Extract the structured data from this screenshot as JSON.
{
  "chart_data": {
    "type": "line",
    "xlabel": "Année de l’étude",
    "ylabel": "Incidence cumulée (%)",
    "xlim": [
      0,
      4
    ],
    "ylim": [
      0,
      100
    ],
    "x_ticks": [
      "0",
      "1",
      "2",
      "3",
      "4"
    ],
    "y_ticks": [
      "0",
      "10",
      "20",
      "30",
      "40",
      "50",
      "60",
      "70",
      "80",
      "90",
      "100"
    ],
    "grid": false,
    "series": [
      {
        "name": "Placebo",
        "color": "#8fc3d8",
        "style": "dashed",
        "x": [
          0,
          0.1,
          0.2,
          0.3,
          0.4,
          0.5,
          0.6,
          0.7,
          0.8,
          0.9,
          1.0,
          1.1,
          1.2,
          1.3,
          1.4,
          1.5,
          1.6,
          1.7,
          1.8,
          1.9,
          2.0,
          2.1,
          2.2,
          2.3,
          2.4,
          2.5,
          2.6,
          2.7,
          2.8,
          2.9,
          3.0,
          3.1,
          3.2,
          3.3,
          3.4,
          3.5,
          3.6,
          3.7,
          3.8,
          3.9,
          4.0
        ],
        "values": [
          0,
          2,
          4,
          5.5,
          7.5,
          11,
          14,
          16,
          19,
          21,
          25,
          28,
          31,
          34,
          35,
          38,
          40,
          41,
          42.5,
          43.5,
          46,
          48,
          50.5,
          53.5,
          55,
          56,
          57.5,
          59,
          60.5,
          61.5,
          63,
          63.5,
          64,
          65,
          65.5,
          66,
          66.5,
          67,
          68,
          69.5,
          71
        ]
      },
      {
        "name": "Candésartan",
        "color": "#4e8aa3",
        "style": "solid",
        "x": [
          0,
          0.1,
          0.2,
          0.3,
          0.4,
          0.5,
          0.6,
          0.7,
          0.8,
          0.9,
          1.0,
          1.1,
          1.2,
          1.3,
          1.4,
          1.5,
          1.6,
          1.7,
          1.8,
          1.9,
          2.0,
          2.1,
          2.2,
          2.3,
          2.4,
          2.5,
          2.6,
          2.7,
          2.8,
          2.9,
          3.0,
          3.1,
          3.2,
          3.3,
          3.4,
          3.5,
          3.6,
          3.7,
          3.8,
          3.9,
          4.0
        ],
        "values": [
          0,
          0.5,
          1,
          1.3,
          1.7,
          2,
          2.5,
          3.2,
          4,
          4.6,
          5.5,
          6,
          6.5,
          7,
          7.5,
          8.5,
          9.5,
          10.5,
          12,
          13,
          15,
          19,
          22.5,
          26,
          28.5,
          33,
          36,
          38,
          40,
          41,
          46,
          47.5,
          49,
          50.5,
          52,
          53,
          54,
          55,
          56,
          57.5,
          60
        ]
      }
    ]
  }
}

──────

## [DESCRIPTION OF THE TASK]
Your task is to transcribe the material exactly.

## [ANSWER TO THIS PROBLEM]
Extract the structured data from this screenshot as JSON.
{
  "chart_data": {
    "type": "line",
    "xlabel": "Année de l’étude",
    "ylabel": "Incidence cumulée (%)",
    "xlim": [
      0,
      4
    ],
    "ylim": [
      0,
      100
    ],
    "x_ticks": [
      "0",
      "1",
      "2",
      "3",
      "4"
    ],
    "y_ticks": [
      "0",
      "10",
      "20",
      "30",
      "40",
      "50",
      "60",
      "70",
      "80",
      "90",
      "100"
    ],
    "grid": false,
    "series": [
      {
        "name": "Placebo",
        "color": "#8fc3d8",
        "style": "dashed",
        "x": [
          0,
          0.1,
          0.2,
          0.3,
          0.4,
          0.5,
          0.6,
          0.7,
          0.8,
          0.9,
          1.0,
          1.1,
          1.2,
          1.3,
          1.4,
          1.5,
          1.6,
          1.7,
          1.8,
          1.9,
          2.0,
          2.1,
          2.2,
          2.3,
          2.4,
          2.5,
          2.6,
          2.7,
          2.8,
          2.9,
          3.0,
          3.1,
          3.2,
          3.3,
          3.4,
          3.5,
          3.6,
          3.7,
          3.8,
          3.9,
          4.0
        ],
        "values": [
          0,
          2,
          4,
          5.5,
          7.5,
          11,
          14,
          16,
          19,
          21,
          25,
          28,
          31,
          34,
          35,
          38,
          40,
          41,
          42.5,
          43.5,
          46,
          48,
          50.5,
          53.5,
          55,
          56,
          57.5,
          59,
          60.5,
          61.5,
          63,
          63.5,
          64,
          65,
          65.5,
          66,
          66.5,
          67,
          68,
          69.5,
          71
        ]
      },
      {
        "name": "Candésartan",
        "color": "#4e8aa3",
        "style": "solid",
        "x": [
          0,
          0.1,
          0.2,
          0.3,
          0.4,
          0.5,
          0.6,
          0.7,
          0.8,
          0.9,
          1.0,
          1.1,
          1.2,
          1.3,
          1.4,
          1.5,
          1.6,
          1.7,
          1.8,
          1.9,
          2.0,
          2.1,
          2.2,
          2.3,
          2.4,
          2.5,
          2.6,
          2.7,
          2.8,
          2.9,
          3.0,
          3.1,
          3.2,
          3.3,
          3.4,
          3.5,
          3.6,
          3.7,
          3.8,
          3.9,
          4.0
        ],
        "values": [
          0,
          0.5,
          1,
          1.3,
          1.7,
          2,
          2.5,
          3.2,
          4,
          4.6,
          5.5,
          6,
          6.5,
          7,
          7.5,
          8.5,
          9.5,
          10.5,
          12,
          13,
          15,
          19,
          22.5,
          26,
          28.5,
          33,
          36,
          38,
          40,
          41,
          46,
          47.5,
          49,
          50.5,
          52,
          53,
          54,
          55,
          56,
          57.5,
          60
        ]
      }
    ]
  }
}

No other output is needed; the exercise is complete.